==== Selected passage

Jackson Hewitt Reports Third Quarter Fiscal 2008 Results

Initiatives Underway to Achieve Long-Term Growth After Disappointing Early Tax Season

$111 Million of Cash Returned To Shareholders in First Nine Months of Year


PARSIPPANY, N.J., March 4 // PRNewswire-FirstCall // -- Jackson Hewitt Tax Service Inc. (NYSE: JTX) today reported financial results for the three and nine month periods ended January 31, 2008 and provided operating and earnings expectations for the full fiscal year.

Total revenues in the third quarter were $97.6 million, as compared to $114.4 million in the same period last year, largely as a result of lower tax return volumes during the period. Net income for the quarter was $18.2 million ($0.61 per diluted share) as compared to $27.5 million ($0.83 per diluted share) in the prior year period.

The widely reported slow start for the tax season industry resulted in customer traffic shifting from the third to the fourth fiscal quarter. The Company attributes the industry delay primarily to a general long-term shift in customer behavior to later filing. The Company believes that its tax return results in the early season were further affected by the lack of a pre- season product which drove customer demand to other tax preparation companies that were willing to electronically file tax returns with paystub information, as opposed to the legally required Form W-2. The Company also believes that continued references in the media to last year's Department of Justice matter involving a former franchisee contributed to the decline.

"January tax return volumes were disappointing and well below expectations; however, we did see significant improvement in February and have undertaken steps to drive late season tax return growth in the current year," said Michael Yerington, President and Chief Executive Officer. "This is a transition year, as I have made and am in the process of completing, organizational and infrastructure changes that will serve as the foundation to execute an aggressive long-term growth strategy based on improved distribution and a broader array of products and services."

As of January 31, 2008, the Company and its franchisees operated 6,788 offices, an increase of 4% over the prior tax season. During the first nine months of the year, the Company and its franchisees prepared 1.21 million tax returns, a decline of 13.5%. The benefit of an additional filing day in the third quarter of this year was more than offset by the lower tax return volume during the period.

Subsequent to quarter-end, the Company has seen improved tax return volumes in February. The Company prepared 2.5 million tax returns, year-to- date through February 29, 2008, a decrease of 8.1% from the prior year period.

For the first nine months of the fiscal year, total revenues were $109.1 million as compared to $126.5 million. Net loss for the nine months was $25.0 million ($0.83 per share) as compared to a loss of $0.6 million ($0.02 per share) in the prior year period. Excluding $12.7 million of pre-tax charges ($0.27 per share) primarily related to severance charges for the former Chief Executive Officer and internal review-related expenses, net loss for the nine month period would have been $16.7 million ($0.56 per share). In the prior year period, there were $1.9 million of pre-tax costs ($0.03 per share) related to litigation.

Current Year Expectations

The Company has undertaken efforts to increase its growth rate in the late season of the current year and believes that its marketing and expanded outreach to encourage tax filings required this year for participation in the Economic Stimulus Program will drive tax returns in the late season. For the full fiscal year, the Company projects that total tax returns prepared by the system will decline by 5 to 6%, excluding the benefit of incremental, but lower priced Economic Stimulus Program tax returns for those otherwise not required to file a tax return.

========
==== Exercise data

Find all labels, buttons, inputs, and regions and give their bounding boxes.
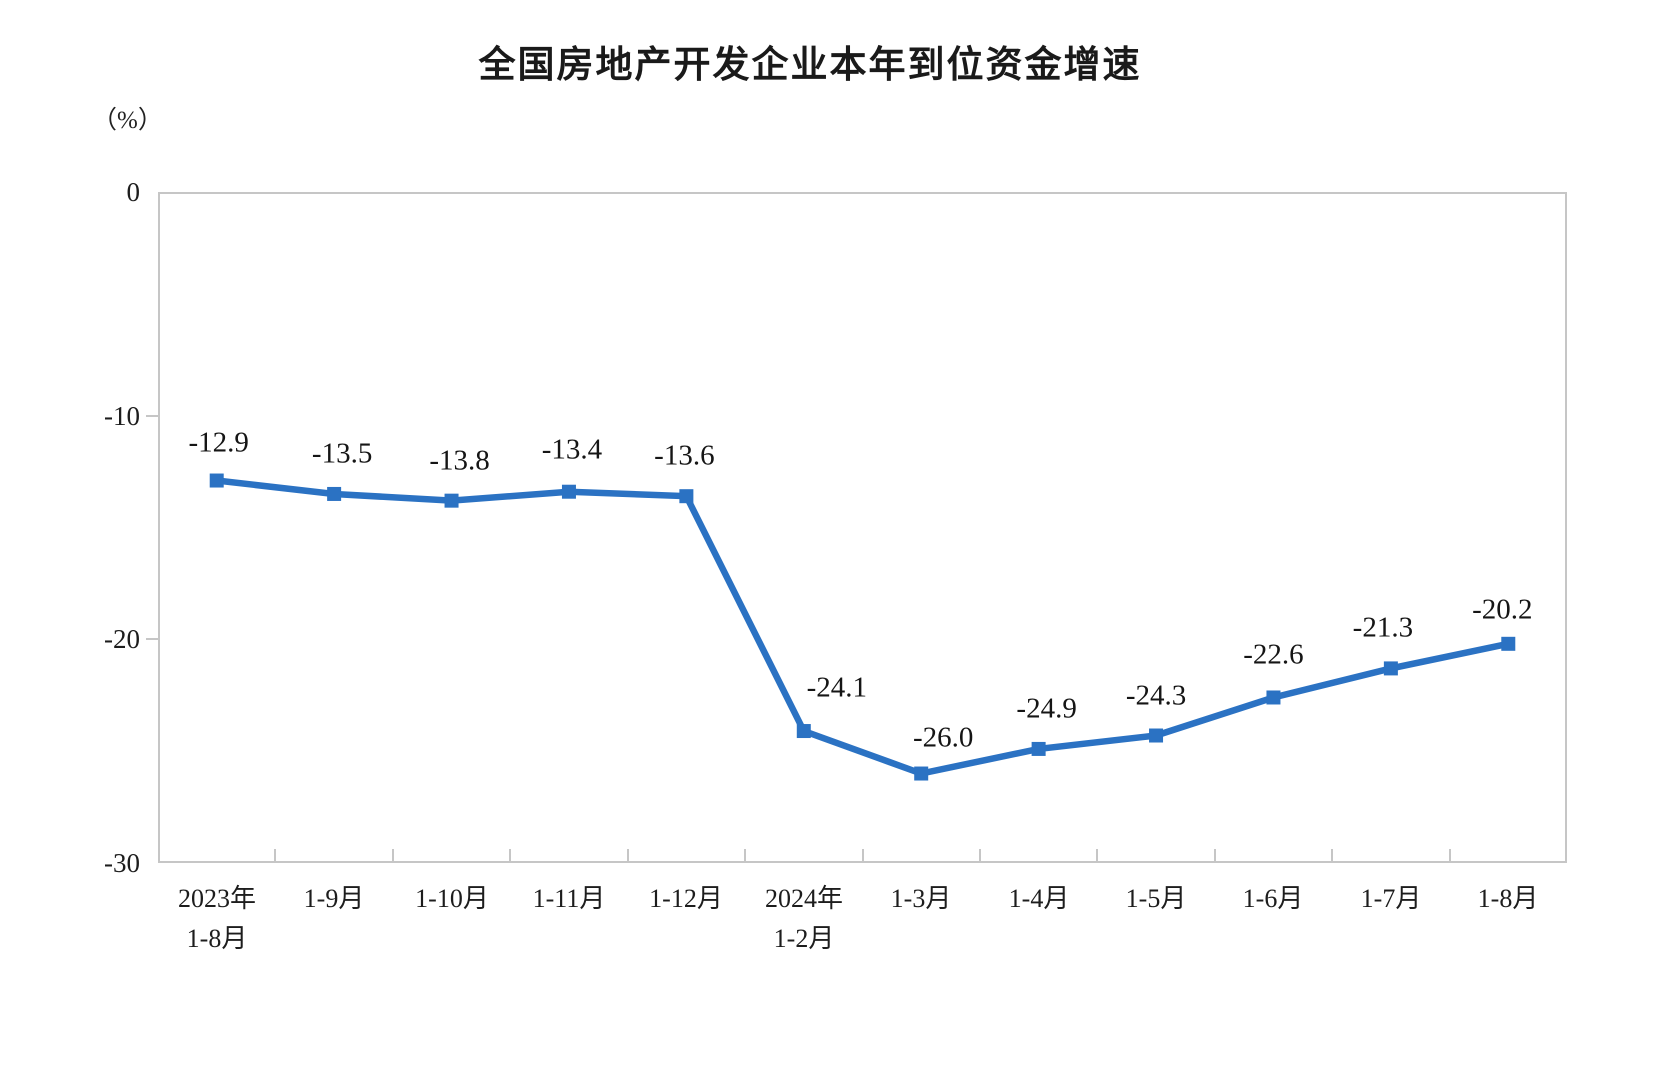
data-point-label: -13.4 (541, 433, 603, 466)
x-tick-label: 1-5月 (1125, 884, 1187, 913)
x-tick-mark (979, 849, 981, 861)
x-tick-label: 1-4月 (1008, 884, 1070, 913)
series-line (213, 477, 1512, 777)
data-point-marker (1266, 690, 1281, 705)
x-tick-mark (274, 849, 276, 861)
data-point-label: -24.1 (806, 671, 867, 704)
x-tick-mark (509, 849, 511, 861)
x-tick-mark (627, 849, 629, 861)
x-tick-label: 1-3月 (890, 884, 952, 913)
x-tick-label: 1-7月 (1360, 884, 1422, 913)
data-point-marker (1031, 741, 1046, 756)
data-point-label: -22.6 (1243, 638, 1304, 671)
data-point-marker (561, 484, 576, 499)
data-point-label: -24.9 (1016, 692, 1077, 725)
data-point-label: -12.9 (188, 426, 249, 459)
x-tick-label: 1-6月 (1242, 884, 1304, 913)
series-svg (209, 473, 1516, 781)
x-tick-mark (1449, 849, 1451, 861)
data-point-marker (796, 724, 811, 739)
y-axis-unit-label: （%） (92, 107, 163, 134)
x-tick-mark (744, 849, 746, 861)
data-point-marker (327, 486, 342, 501)
data-point-marker (444, 493, 459, 508)
x-tick-mark (392, 849, 394, 861)
data-point-label: -13.6 (654, 439, 715, 472)
data-point-label: -21.3 (1352, 611, 1414, 644)
data-point-label: -26.0 (912, 721, 974, 754)
data-point-label: -13.8 (429, 444, 490, 477)
data-point-label: -13.5 (311, 437, 373, 470)
x-tick-mark (1096, 849, 1098, 861)
x-tick-label: 1-8月 (1477, 884, 1539, 913)
data-point-marker (209, 473, 224, 488)
x-tick-label: 2023年 1-8月 (177, 884, 256, 953)
data-point-marker (914, 766, 929, 781)
data-point-marker (1383, 661, 1398, 676)
x-tick-mark (862, 849, 864, 861)
y-tick-label: -20 (104, 624, 140, 655)
y-tick-label: -30 (104, 848, 140, 878)
x-tick-mark (1331, 849, 1333, 861)
x-tick-label: 2024年 1-2月 (764, 884, 843, 953)
y-tick-mark (146, 414, 158, 417)
x-tick-label: 1-12月 (649, 884, 723, 913)
data-point-label: -24.3 (1125, 679, 1187, 711)
y-tick-label: -10 (104, 400, 140, 431)
x-tick-label: 1-9月 (303, 884, 365, 913)
x-tick-label: 1-11月 (532, 884, 606, 913)
chart-title: 全国房地产开发企业本年到位资金增速 (478, 44, 1142, 85)
x-tick-mark (1214, 849, 1216, 861)
data-point-marker (1501, 636, 1516, 651)
data-point-label: -20.2 (1472, 593, 1533, 626)
y-tick-label: 0 (126, 177, 141, 207)
y-tick-mark (146, 638, 158, 641)
data-point-marker (679, 489, 694, 504)
x-tick-label: 1-10月 (415, 884, 489, 913)
data-point-marker (1149, 728, 1164, 743)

========

■ Written instruction 1: Count the lines in the records that contain the string "series", matching case exactly, and reply with only that number.
■ Written instruction 2: Go on with the Jackson Hewitt third-quarter earnings report from the point where it stops.

■ Task response 1: 2

■ Task response 2:
Average revenues per tax return is estimated to increase by 1 to 2% for the full year, also excluding the impact of the Economic Stimulus Program tax returns. The Company and its franchisees have continued to experience pricing increases despite competitive pressures; however, these gains largely offset 5 to 6% of prior year fees that were non-recurring this year.

Based on these assumptions, the Company projects that total revenues for the current fiscal year will be $282 to $292 million and diluted earnings per share will be $1.48 to $1.60. The current year earnings estimates exclude $0.26 per diluted share primarily related to severance costs and internal review-related expenses.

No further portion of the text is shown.